> Provided passage
•••••

- Born: 1961 (age 64–65) Amstelveen, Netherlands
- Occupation: Writer
- Writing career
- Language: Dutch
- Genres: Novel, short story
- Notable work: Uit het leven van een hond
- Notable awards: Libris Prize (2020)

= Sander Kollaard =

Dutch writer

Sander Kollaard (born 1961) is a Dutch writer. He is best known for his novel Uit het leven van een hond, which won the Libris Prize in 2020.

== Life and work ==
Kollaard was born in Amstelveen and studied history in Amsterdam. Since 2006 he has lived and worked in the Swedish countryside, in a former vicarage.

He made his debut in 2012 with the short story collection Onmiddellijke terugkeer van uw geliefde. His first novel, Stadium IV, was published in 2015 and was selected as Book of the Month by Dutch television programme De Wereld Draait Door.

In 2019 Kollaard published Uit het leven van een hond. The novel won the Libris Prize in 2020. In 2021 it also won the Peter van Straaten Psychologieprijs of Leiden University.

•••••

> Requirements
A) From the Kollaard biography, copy the part that opens with the words containing "In 2019 Kollaard" and closes with "of Leiden University.".
B) Answer these from the Kollaard biography:
(i) In which city did Kollaard study history?
(ii) In what year was his first novel published?
(iii) Which university is named in connection with the Peter van Straaten Psychologieprijs?
C) List every book by Kollaard that the Kollaard biography names by title.

> Data lines
•••••

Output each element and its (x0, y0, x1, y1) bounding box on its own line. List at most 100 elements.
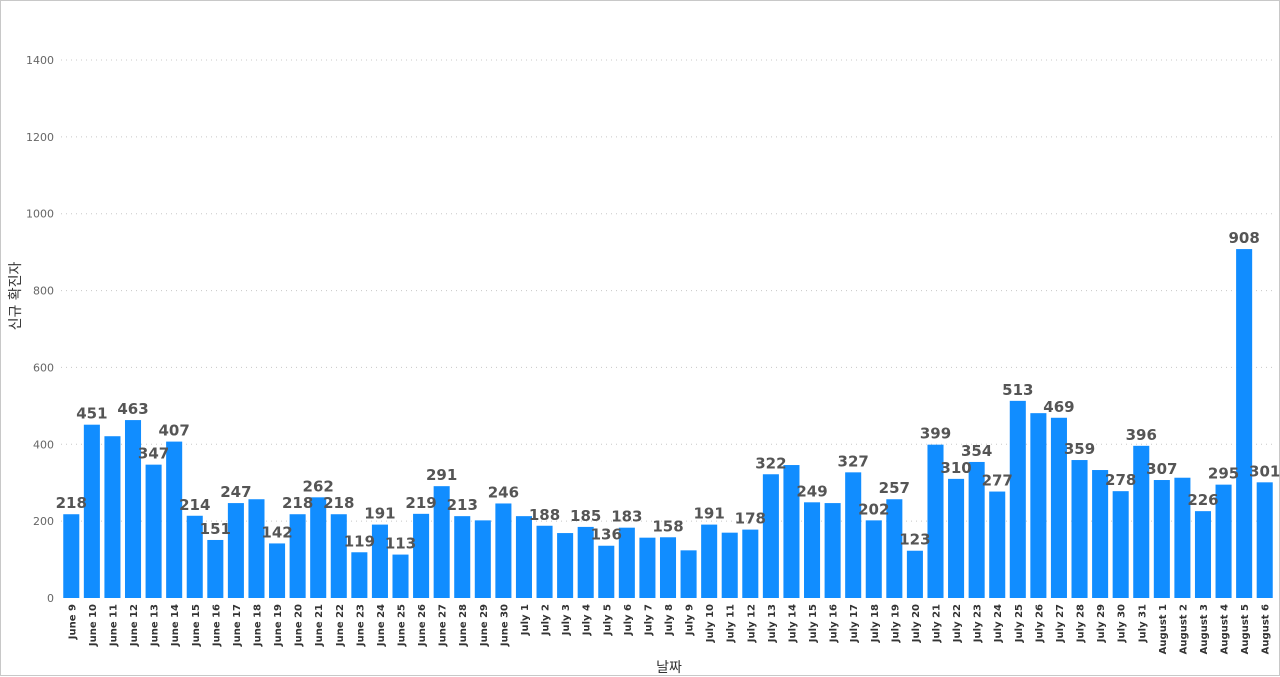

•••••

> Written responses
A)
In 2019 Kollaard published Uit het leven van een hond. The novel won the Libris Prize in 2020. In 2021 it also won the Peter van Straaten Psychologieprijs of Leiden University.

B)
(i) Amsterdam
(ii) 2015
(iii) Leiden University

C)
Onmiddellijke terugkeer van uw geliefde
Stadium IV
Uit het leven van een hond